> _What you should do_
Below are the records; copy each line in them that holds the word "heading".

━━━━━ Records to process

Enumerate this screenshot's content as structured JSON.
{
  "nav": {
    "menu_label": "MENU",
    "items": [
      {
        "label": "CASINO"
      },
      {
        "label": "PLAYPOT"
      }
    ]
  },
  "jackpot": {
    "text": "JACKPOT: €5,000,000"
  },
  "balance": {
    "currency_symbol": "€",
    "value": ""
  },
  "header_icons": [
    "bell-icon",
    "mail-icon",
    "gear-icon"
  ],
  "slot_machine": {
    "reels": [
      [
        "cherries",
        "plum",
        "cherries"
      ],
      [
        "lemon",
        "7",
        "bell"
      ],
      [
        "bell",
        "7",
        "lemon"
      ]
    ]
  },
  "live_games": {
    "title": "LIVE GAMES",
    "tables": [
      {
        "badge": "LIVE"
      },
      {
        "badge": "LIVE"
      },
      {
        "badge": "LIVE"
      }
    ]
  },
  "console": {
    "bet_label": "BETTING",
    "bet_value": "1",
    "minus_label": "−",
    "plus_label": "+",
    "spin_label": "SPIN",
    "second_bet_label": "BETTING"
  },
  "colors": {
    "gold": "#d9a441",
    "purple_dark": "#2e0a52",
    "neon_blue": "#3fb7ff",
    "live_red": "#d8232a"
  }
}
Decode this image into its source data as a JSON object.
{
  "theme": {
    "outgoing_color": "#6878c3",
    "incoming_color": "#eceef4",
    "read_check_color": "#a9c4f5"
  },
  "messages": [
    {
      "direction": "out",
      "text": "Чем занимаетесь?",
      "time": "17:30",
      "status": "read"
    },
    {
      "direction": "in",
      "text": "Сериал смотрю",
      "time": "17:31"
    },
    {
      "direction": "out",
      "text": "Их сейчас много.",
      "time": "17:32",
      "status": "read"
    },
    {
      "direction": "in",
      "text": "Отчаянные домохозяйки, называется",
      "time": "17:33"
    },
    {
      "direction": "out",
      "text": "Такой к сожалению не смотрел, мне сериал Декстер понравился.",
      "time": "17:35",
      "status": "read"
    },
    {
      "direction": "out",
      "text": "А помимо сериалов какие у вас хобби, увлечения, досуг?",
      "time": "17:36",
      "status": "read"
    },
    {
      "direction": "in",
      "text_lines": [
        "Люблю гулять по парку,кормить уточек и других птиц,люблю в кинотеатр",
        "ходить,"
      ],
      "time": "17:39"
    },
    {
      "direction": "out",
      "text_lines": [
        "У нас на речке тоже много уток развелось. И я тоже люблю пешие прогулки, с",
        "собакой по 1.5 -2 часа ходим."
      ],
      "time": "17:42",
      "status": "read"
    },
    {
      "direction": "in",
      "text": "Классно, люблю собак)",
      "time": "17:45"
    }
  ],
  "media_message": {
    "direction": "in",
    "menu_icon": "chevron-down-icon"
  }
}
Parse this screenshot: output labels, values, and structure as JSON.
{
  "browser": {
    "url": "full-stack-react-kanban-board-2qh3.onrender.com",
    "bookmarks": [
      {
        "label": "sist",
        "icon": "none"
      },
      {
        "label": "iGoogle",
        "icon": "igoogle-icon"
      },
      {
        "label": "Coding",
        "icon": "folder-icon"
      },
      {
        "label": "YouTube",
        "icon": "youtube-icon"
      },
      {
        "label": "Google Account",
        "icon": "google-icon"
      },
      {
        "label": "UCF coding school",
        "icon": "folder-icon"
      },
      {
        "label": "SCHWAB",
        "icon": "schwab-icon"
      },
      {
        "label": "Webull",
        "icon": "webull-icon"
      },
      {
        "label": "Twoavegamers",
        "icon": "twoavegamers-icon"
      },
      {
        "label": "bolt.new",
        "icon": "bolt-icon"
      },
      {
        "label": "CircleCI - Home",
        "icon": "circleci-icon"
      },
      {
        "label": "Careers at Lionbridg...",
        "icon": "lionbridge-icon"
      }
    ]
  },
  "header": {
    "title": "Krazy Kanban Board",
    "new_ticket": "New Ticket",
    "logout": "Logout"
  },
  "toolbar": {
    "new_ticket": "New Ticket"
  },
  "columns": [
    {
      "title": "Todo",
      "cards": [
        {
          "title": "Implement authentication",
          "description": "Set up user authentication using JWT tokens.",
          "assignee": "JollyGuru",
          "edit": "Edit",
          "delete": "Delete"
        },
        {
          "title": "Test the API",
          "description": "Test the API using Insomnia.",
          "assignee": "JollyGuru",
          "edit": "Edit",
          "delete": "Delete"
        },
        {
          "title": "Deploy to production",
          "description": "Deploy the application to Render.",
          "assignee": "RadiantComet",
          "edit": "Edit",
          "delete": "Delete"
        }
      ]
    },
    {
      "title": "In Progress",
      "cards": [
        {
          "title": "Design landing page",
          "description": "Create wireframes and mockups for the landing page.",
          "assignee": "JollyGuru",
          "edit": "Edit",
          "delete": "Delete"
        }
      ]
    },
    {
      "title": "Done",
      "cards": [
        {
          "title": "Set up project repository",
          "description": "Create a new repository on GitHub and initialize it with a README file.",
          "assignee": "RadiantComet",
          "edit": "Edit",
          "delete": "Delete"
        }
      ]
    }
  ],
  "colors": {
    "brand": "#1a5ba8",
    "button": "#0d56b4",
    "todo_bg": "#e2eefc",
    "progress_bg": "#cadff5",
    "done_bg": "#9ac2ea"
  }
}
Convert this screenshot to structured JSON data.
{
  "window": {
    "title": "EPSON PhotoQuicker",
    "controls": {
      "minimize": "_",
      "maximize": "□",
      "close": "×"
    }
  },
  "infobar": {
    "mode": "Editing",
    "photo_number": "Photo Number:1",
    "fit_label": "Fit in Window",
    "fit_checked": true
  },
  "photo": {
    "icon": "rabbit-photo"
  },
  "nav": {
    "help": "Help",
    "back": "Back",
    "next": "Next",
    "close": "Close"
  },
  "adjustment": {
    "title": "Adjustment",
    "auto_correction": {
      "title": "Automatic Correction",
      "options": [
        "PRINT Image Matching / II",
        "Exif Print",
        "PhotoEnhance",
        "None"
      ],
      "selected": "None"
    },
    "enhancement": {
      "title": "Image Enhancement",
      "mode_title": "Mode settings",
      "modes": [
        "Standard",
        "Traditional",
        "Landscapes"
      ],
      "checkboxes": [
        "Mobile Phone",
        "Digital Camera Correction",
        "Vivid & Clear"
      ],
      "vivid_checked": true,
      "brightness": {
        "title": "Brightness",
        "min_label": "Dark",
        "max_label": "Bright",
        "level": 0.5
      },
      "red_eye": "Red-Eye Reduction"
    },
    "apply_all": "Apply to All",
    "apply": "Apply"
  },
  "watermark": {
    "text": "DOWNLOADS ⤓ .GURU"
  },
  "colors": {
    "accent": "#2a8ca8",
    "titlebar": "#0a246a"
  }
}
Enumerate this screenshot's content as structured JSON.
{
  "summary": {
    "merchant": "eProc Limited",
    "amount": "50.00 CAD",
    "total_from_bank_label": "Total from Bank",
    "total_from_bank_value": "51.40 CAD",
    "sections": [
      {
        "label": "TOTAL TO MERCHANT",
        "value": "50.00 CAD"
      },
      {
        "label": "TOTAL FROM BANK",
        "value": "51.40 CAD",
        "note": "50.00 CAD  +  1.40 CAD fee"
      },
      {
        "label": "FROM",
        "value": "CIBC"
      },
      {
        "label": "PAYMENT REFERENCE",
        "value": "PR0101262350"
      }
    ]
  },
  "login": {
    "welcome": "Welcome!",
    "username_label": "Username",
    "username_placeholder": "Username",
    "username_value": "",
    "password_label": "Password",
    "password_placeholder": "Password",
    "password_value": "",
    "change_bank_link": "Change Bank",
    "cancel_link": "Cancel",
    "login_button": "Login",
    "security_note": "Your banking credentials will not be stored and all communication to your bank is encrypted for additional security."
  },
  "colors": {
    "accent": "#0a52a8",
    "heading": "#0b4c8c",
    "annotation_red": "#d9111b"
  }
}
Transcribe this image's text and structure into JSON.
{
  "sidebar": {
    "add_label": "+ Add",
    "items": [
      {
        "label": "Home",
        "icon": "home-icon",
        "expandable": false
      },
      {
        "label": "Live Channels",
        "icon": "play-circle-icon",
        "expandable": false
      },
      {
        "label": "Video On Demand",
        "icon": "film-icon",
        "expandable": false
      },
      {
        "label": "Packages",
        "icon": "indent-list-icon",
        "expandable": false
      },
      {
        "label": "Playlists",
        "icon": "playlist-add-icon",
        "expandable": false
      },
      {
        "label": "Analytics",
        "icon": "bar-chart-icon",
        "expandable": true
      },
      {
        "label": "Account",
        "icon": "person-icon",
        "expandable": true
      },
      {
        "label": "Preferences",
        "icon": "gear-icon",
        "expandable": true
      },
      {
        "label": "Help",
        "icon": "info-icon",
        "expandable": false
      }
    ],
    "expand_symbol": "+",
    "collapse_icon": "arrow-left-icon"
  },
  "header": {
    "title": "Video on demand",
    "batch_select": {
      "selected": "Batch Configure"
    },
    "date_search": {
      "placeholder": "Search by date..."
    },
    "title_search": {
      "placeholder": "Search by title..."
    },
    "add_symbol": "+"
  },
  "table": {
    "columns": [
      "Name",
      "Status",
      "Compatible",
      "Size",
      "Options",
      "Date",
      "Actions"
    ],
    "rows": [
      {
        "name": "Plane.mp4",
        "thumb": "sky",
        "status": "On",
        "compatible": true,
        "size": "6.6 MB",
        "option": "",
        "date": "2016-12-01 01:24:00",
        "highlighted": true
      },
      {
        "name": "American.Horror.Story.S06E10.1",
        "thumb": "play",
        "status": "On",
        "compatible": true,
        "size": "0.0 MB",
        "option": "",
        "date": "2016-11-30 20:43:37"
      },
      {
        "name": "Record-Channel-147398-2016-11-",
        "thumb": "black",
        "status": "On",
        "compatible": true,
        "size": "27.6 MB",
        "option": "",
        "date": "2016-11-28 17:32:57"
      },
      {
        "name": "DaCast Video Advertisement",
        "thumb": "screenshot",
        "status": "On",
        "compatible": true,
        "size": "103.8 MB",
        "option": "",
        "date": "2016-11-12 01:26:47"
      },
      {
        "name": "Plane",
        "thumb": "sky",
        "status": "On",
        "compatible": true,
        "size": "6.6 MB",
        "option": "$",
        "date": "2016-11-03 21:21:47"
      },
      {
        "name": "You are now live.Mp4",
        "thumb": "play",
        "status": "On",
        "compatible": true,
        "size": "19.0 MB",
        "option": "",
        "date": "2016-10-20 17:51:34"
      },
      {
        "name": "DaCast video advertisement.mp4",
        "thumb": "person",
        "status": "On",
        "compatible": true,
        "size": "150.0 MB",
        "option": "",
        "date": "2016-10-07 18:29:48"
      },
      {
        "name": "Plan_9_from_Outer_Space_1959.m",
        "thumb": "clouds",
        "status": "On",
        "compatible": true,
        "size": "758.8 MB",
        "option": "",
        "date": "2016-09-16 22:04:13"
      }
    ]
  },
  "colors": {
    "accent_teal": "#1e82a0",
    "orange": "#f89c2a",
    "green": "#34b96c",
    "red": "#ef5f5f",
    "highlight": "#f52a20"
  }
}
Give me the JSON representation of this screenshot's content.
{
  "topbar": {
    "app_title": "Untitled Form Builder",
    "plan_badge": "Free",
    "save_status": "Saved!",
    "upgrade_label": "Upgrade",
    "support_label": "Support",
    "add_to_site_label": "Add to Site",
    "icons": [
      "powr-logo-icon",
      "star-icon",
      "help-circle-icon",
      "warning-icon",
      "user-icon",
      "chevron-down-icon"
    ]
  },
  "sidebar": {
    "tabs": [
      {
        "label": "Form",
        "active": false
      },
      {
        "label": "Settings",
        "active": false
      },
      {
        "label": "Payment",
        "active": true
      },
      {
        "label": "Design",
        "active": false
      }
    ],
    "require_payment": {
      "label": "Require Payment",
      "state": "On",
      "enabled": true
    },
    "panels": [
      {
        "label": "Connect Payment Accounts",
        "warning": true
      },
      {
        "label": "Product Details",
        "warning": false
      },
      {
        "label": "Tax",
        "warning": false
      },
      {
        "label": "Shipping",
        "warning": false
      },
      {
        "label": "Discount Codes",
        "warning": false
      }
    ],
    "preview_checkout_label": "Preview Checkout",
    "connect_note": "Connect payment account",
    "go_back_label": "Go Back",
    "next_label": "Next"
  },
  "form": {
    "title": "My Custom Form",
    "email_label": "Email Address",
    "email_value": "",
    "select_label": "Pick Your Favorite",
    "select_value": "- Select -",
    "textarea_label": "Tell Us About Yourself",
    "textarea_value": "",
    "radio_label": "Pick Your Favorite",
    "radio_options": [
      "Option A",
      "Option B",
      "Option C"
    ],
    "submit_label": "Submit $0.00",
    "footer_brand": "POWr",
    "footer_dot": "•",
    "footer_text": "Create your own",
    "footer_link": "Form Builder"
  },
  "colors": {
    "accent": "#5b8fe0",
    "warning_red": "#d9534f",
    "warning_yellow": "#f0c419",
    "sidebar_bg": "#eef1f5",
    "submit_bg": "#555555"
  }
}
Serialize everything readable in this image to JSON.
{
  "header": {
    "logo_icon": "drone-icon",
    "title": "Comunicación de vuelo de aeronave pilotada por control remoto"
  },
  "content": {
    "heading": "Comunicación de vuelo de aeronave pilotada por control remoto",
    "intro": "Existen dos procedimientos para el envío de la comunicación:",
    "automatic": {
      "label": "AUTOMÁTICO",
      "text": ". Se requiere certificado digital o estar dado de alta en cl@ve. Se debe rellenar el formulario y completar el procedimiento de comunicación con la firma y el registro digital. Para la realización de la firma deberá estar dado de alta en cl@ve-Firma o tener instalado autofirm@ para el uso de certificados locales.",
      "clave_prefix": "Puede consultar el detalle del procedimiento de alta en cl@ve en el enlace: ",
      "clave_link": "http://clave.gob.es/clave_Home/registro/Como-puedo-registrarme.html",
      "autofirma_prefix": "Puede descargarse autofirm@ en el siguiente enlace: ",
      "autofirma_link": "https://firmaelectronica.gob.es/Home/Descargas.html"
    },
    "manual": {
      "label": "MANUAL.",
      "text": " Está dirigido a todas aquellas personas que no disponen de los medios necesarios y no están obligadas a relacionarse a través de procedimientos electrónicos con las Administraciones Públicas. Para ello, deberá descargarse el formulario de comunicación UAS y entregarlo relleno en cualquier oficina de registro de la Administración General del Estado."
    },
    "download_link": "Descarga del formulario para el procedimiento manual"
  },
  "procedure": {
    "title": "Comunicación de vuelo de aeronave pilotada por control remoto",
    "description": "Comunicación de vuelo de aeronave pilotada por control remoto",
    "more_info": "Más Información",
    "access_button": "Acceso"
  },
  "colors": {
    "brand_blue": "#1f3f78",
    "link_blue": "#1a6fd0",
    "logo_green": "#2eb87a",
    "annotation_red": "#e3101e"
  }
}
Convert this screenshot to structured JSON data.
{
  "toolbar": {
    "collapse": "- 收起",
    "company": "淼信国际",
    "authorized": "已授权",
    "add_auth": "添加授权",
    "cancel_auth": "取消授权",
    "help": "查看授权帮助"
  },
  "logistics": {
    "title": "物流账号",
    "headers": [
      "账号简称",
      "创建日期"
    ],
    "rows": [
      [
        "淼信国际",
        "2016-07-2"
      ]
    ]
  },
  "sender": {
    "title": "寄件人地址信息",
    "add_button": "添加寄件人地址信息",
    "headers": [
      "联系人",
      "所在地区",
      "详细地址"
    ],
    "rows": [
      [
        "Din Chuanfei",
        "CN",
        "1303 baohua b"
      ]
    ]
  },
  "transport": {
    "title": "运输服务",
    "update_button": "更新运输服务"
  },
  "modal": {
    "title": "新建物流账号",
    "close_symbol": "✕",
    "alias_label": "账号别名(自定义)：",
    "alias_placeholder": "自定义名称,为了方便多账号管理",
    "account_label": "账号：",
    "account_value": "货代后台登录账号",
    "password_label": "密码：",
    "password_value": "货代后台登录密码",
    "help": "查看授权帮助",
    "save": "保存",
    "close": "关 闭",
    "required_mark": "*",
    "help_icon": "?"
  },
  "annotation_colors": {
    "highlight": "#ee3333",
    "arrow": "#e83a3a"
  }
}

━━━━━━━━━━

> _Result of this task_
    "heading": "#0b4c8c",
    "heading": "Comunicación de vuelo de aeronave pilotada por control remoto",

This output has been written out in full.